RAW DATA »
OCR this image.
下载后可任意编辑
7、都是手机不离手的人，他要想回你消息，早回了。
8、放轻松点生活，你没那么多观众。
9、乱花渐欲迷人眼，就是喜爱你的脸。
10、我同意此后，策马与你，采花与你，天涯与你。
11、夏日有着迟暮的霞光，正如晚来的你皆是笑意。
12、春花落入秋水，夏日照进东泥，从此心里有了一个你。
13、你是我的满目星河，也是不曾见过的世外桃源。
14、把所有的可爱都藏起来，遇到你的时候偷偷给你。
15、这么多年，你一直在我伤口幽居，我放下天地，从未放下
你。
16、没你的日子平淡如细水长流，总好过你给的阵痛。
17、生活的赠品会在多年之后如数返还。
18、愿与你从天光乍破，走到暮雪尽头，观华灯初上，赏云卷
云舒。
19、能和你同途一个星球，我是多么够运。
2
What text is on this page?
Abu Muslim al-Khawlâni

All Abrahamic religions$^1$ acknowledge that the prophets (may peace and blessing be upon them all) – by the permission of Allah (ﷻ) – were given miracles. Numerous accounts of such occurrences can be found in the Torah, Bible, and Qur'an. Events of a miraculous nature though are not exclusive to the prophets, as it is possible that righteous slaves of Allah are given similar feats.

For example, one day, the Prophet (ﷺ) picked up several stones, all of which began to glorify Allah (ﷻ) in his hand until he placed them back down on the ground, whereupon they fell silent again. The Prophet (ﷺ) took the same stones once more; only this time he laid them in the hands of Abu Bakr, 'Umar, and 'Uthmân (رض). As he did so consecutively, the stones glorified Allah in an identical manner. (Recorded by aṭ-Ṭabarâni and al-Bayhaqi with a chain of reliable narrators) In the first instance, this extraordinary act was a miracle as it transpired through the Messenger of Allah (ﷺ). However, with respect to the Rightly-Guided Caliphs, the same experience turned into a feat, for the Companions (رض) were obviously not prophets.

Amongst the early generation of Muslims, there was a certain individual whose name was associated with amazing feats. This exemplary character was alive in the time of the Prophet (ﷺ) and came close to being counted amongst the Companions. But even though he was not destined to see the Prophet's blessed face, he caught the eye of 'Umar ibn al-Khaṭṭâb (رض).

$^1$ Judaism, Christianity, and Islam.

YOUR TASK »
Repeat exactly the lines above, starting with the line that contains "What text is on this page?" and ending with the last line, both included, and nothing else.

PROBLEM SOLUTION »
What text is on this page?
Abu Muslim al-Khawlâni

All Abrahamic religions$^1$ acknowledge that the prophets (may peace and blessing be upon them all) – by the permission of Allah (ﷻ) – were given miracles. Numerous accounts of such occurrences can be found in the Torah, Bible, and Qur'an. Events of a miraculous nature though are not exclusive to the prophets, as it is possible that righteous slaves of Allah are given similar feats.

For example, one day, the Prophet (ﷺ) picked up several stones, all of which began to glorify Allah (ﷻ) in his hand until he placed them back down on the ground, whereupon they fell silent again. The Prophet (ﷺ) took the same stones once more; only this time he laid them in the hands of Abu Bakr, 'Umar, and 'Uthmân (رض). As he did so consecutively, the stones glorified Allah in an identical manner. (Recorded by aṭ-Ṭabarâni and al-Bayhaqi with a chain of reliable narrators) In the first instance, this extraordinary act was a miracle as it transpired through the Messenger of Allah (ﷺ). However, with respect to the Rightly-Guided Caliphs, the same experience turned into a feat, for the Companions (رض) were obviously not prophets.

Amongst the early generation of Muslims, there was a certain individual whose name was associated with amazing feats. This exemplary character was alive in the time of the Prophet (ﷺ) and came close to being counted amongst the Companions. But even though he was not destined to see the Prophet's blessed face, he caught the eye of 'Umar ibn al-Khaṭṭâb (رض).

$^1$ Judaism, Christianity, and Islam.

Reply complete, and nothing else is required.